**Exercise directions**
Each entry below is to be duplicated verbatim.

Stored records

START

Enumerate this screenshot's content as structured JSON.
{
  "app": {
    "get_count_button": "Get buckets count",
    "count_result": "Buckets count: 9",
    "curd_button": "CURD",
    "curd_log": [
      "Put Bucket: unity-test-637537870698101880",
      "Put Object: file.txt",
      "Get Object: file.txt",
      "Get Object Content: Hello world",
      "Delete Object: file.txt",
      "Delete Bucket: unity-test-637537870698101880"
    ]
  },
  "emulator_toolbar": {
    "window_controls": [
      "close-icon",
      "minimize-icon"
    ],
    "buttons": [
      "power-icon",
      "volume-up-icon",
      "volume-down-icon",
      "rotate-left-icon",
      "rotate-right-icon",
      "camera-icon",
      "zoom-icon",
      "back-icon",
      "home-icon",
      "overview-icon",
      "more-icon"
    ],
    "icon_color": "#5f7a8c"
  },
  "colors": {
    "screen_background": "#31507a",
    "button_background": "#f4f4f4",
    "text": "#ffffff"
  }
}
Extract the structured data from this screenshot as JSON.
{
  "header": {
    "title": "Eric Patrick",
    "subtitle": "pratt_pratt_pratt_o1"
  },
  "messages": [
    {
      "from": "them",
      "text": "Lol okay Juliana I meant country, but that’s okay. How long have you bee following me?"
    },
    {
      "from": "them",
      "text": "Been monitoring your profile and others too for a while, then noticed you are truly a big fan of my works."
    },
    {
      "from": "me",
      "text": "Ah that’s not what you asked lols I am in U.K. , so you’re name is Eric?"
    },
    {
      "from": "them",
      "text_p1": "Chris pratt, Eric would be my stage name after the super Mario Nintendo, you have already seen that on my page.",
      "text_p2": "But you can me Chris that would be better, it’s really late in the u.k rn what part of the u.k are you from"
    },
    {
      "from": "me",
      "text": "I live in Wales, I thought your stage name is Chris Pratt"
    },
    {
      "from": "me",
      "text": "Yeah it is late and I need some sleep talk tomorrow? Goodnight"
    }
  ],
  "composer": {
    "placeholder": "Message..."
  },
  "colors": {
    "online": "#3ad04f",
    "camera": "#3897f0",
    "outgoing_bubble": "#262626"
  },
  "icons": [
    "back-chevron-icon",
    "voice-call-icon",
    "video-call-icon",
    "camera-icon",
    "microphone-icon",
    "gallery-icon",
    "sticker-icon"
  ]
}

END

**Solution for this exercise**
Enumerate this screenshot's content as structured JSON.
{
  "app": {
    "get_count_button": "Get buckets count",
    "count_result": "Buckets count: 9",
    "curd_button": "CURD",
    "curd_log": [
      "Put Bucket: unity-test-637537870698101880",
      "Put Object: file.txt",
      "Get Object: file.txt",
      "Get Object Content: Hello world",
      "Delete Object: file.txt",
      "Delete Bucket: unity-test-637537870698101880"
    ]
  },
  "emulator_toolbar": {
    "window_controls": [
      "close-icon",
      "minimize-icon"
    ],
    "buttons": [
      "power-icon",
      "volume-up-icon",
      "volume-down-icon",
      "rotate-left-icon",
      "rotate-right-icon",
      "camera-icon",
      "zoom-icon",
      "back-icon",
      "home-icon",
      "overview-icon",
      "more-icon"
    ],
    "icon_color": "#5f7a8c"
  },
  "colors": {
    "screen_background": "#31507a",
    "button_background": "#f4f4f4",
    "text": "#ffffff"
  }
}
Extract the structured data from this screenshot as JSON.
{
  "header": {
    "title": "Eric Patrick",
    "subtitle": "pratt_pratt_pratt_o1"
  },
  "messages": [
    {
      "from": "them",
      "text": "Lol okay Juliana I meant country, but that’s okay. How long have you bee following me?"
    },
    {
      "from": "them",
      "text": "Been monitoring your profile and others too for a while, then noticed you are truly a big fan of my works."
    },
    {
      "from": "me",
      "text": "Ah that’s not what you asked lols I am in U.K. , so you’re name is Eric?"
    },
    {
      "from": "them",
      "text_p1": "Chris pratt, Eric would be my stage name after the super Mario Nintendo, you have already seen that on my page.",
      "text_p2": "But you can me Chris that would be better, it’s really late in the u.k rn what part of the u.k are you from"
    },
    {
      "from": "me",
      "text": "I live in Wales, I thought your stage name is Chris Pratt"
    },
    {
      "from": "me",
      "text": "Yeah it is late and I need some sleep talk tomorrow? Goodnight"
    }
  ],
  "composer": {
    "placeholder": "Message..."
  },
  "colors": {
    "online": "#3ad04f",
    "camera": "#3897f0",
    "outgoing_bubble": "#262626"
  },
  "icons": [
    "back-chevron-icon",
    "voice-call-icon",
    "video-call-icon",
    "camera-icon",
    "microphone-icon",
    "gallery-icon",
    "sticker-icon"
  ]
}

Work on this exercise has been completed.